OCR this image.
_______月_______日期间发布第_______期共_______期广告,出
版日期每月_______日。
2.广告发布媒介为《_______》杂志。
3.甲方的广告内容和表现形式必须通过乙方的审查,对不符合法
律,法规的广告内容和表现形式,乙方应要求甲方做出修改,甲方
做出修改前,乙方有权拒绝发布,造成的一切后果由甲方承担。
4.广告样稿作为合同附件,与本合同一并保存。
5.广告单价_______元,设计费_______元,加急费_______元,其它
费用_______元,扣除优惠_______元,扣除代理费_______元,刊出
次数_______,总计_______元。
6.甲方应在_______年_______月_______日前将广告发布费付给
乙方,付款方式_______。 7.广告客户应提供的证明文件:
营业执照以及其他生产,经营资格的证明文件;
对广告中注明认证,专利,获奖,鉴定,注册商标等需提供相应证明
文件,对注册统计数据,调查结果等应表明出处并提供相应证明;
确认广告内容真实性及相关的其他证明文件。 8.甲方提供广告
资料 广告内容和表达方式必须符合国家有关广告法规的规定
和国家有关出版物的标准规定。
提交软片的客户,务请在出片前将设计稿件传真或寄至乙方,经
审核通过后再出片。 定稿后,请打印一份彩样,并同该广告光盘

□ □ □

* _Given instruction_
Every line of the data above should be copied exactly.

* _Problem solution_
OCR this image.
_______月_______日期间发布第_______期共_______期广告,出
版日期每月_______日。
2.广告发布媒介为《_______》杂志。
3.甲方的广告内容和表现形式必须通过乙方的审查,对不符合法
律,法规的广告内容和表现形式,乙方应要求甲方做出修改,甲方
做出修改前,乙方有权拒绝发布,造成的一切后果由甲方承担。
4.广告样稿作为合同附件,与本合同一并保存。
5.广告单价_______元,设计费_______元,加急费_______元,其它
费用_______元,扣除优惠_______元,扣除代理费_______元,刊出
次数_______,总计_______元。
6.甲方应在_______年_______月_______日前将广告发布费付给
乙方,付款方式_______。 7.广告客户应提供的证明文件:
营业执照以及其他生产,经营资格的证明文件;
对广告中注明认证,专利,获奖,鉴定,注册商标等需提供相应证明
文件,对注册统计数据,调查结果等应表明出处并提供相应证明;
确认广告内容真实性及相关的其他证明文件。 8.甲方提供广告
资料 广告内容和表达方式必须符合国家有关广告法规的规定
和国家有关出版物的标准规定。
提交软片的客户,务请在出片前将设计稿件传真或寄至乙方,经
审核通过后再出片。 定稿后,请打印一份彩样,并同该广告光盘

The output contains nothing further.